### Required work:
Leave out the pictures and repeat the data exactly.

### Records for this task:
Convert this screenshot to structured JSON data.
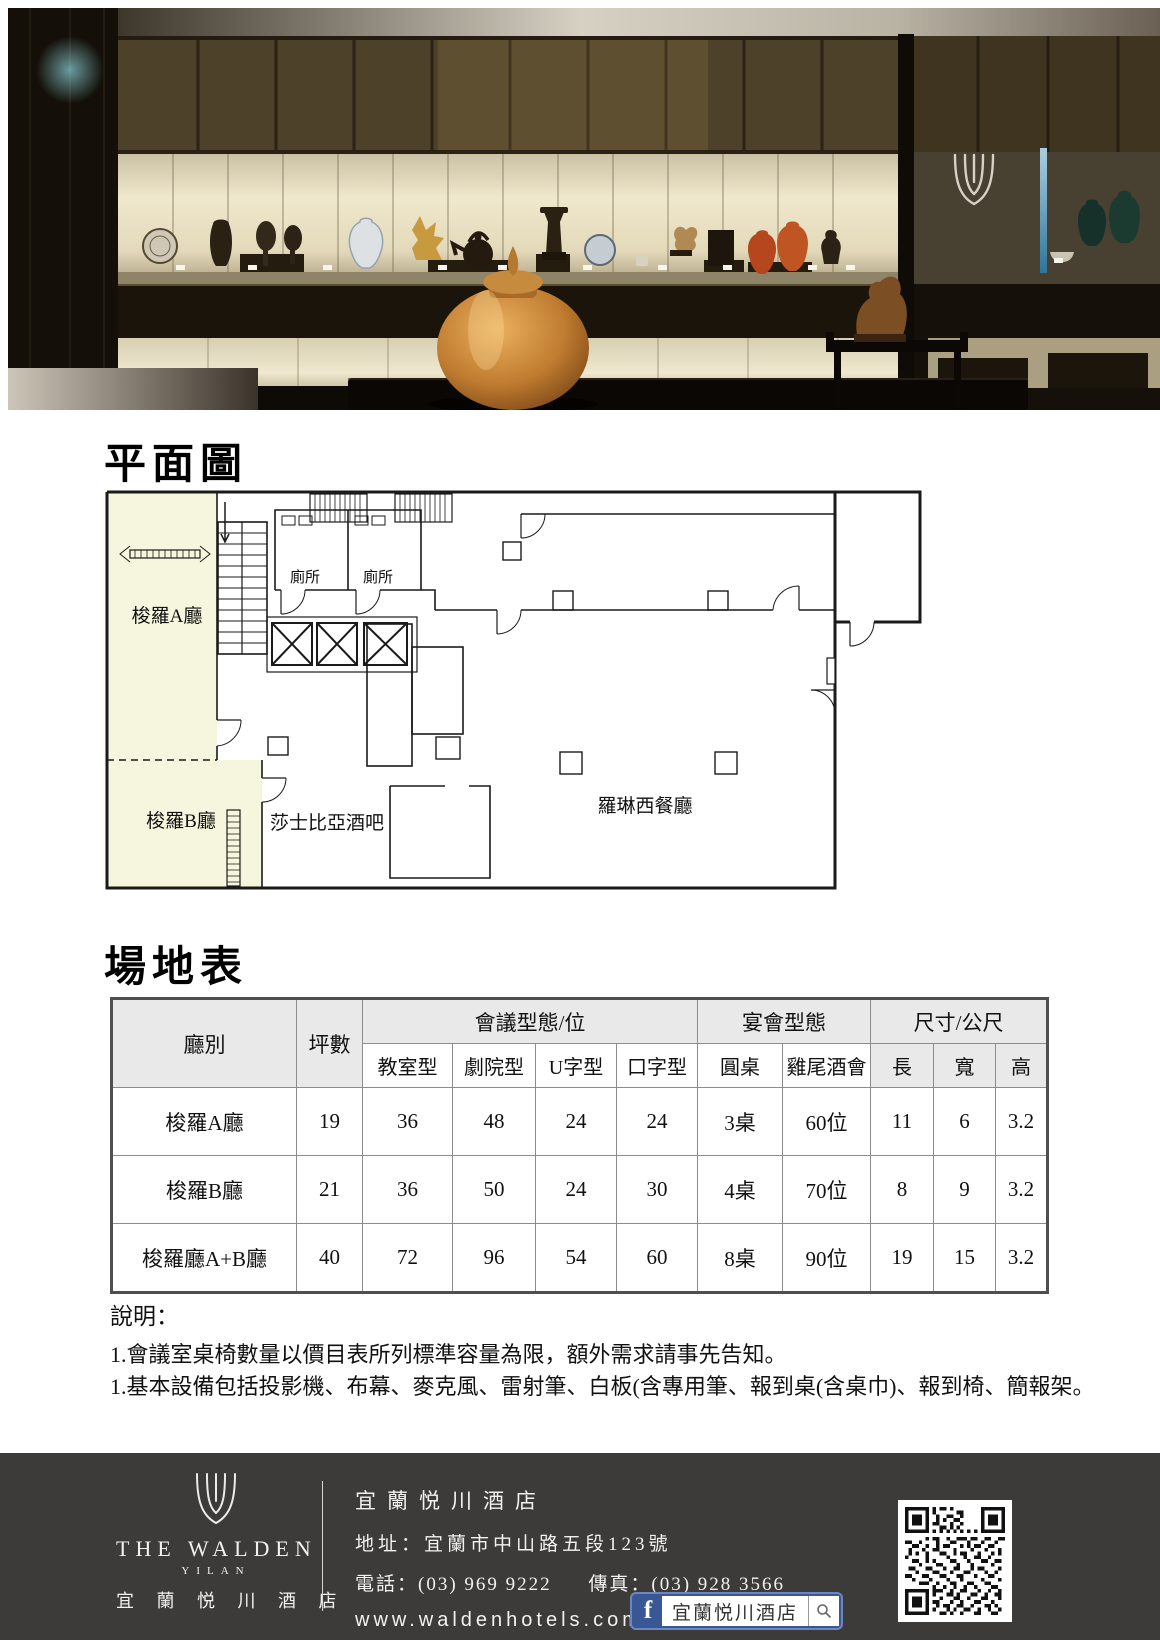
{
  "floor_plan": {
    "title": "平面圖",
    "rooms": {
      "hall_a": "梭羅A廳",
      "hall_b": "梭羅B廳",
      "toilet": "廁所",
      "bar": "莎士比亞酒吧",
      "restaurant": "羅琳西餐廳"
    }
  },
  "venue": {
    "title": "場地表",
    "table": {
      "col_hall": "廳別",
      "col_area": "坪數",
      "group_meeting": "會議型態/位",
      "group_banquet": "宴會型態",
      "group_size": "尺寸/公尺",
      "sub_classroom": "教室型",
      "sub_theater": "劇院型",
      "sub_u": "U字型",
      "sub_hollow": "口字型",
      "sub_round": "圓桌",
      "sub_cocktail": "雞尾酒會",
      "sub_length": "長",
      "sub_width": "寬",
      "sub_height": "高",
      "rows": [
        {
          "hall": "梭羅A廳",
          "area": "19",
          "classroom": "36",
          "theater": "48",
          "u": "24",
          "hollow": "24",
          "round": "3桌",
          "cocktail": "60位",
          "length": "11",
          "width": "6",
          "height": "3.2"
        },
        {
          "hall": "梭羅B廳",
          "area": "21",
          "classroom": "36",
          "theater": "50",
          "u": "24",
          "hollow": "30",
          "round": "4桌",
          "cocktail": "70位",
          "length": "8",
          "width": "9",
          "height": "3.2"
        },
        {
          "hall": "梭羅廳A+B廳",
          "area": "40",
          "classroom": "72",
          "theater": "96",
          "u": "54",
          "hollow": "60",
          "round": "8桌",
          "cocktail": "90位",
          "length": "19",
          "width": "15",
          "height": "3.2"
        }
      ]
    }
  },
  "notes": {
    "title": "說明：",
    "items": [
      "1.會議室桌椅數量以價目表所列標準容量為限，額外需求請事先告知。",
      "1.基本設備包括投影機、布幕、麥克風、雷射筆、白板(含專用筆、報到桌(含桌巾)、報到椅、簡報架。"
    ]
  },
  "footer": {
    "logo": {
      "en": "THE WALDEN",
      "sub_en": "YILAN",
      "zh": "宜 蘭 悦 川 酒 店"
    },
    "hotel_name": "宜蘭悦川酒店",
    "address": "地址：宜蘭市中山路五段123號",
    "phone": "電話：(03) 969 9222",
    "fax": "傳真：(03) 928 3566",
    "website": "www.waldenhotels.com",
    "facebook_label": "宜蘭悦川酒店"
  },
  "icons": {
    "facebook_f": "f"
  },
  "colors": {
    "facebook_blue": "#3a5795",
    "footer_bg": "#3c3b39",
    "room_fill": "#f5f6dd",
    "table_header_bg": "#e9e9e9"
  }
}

### Final result:
Convert this screenshot to structured JSON data.
{
  "floor_plan": {
    "title": "平面圖",
    "rooms": {
      "hall_a": "梭羅A廳",
      "hall_b": "梭羅B廳",
      "toilet": "廁所",
      "bar": "莎士比亞酒吧",
      "restaurant": "羅琳西餐廳"
    }
  },
  "venue": {
    "title": "場地表",
    "table": {
      "col_hall": "廳別",
      "col_area": "坪數",
      "group_meeting": "會議型態/位",
      "group_banquet": "宴會型態",
      "group_size": "尺寸/公尺",
      "sub_classroom": "教室型",
      "sub_theater": "劇院型",
      "sub_u": "U字型",
      "sub_hollow": "口字型",
      "sub_round": "圓桌",
      "sub_cocktail": "雞尾酒會",
      "sub_length": "長",
      "sub_width": "寬",
      "sub_height": "高",
      "rows": [
        {
          "hall": "梭羅A廳",
          "area": "19",
          "classroom": "36",
          "theater": "48",
          "u": "24",
          "hollow": "24",
          "round": "3桌",
          "cocktail": "60位",
          "length": "11",
          "width": "6",
          "height": "3.2"
        },
        {
          "hall": "梭羅B廳",
          "area": "21",
          "classroom": "36",
          "theater": "50",
          "u": "24",
          "hollow": "30",
          "round": "4桌",
          "cocktail": "70位",
          "length": "8",
          "width": "9",
          "height": "3.2"
        },
        {
          "hall": "梭羅廳A+B廳",
          "area": "40",
          "classroom": "72",
          "theater": "96",
          "u": "54",
          "hollow": "60",
          "round": "8桌",
          "cocktail": "90位",
          "length": "19",
          "width": "15",
          "height": "3.2"
        }
      ]
    }
  },
  "notes": {
    "title": "說明：",
    "items": [
      "1.會議室桌椅數量以價目表所列標準容量為限，額外需求請事先告知。",
      "1.基本設備包括投影機、布幕、麥克風、雷射筆、白板(含專用筆、報到桌(含桌巾)、報到椅、簡報架。"
    ]
  },
  "footer": {
    "logo": {
      "en": "THE WALDEN",
      "sub_en": "YILAN",
      "zh": "宜 蘭 悦 川 酒 店"
    },
    "hotel_name": "宜蘭悦川酒店",
    "address": "地址：宜蘭市中山路五段123號",
    "phone": "電話：(03) 969 9222",
    "fax": "傳真：(03) 928 3566",
    "website": "www.waldenhotels.com",
    "facebook_label": "宜蘭悦川酒店"
  },
  "icons": {
    "facebook_f": "f"
  },
  "colors": {
    "facebook_blue": "#3a5795",
    "footer_bg": "#3c3b39",
    "room_fill": "#f5f6dd",
    "table_header_bg": "#e9e9e9"
  }
}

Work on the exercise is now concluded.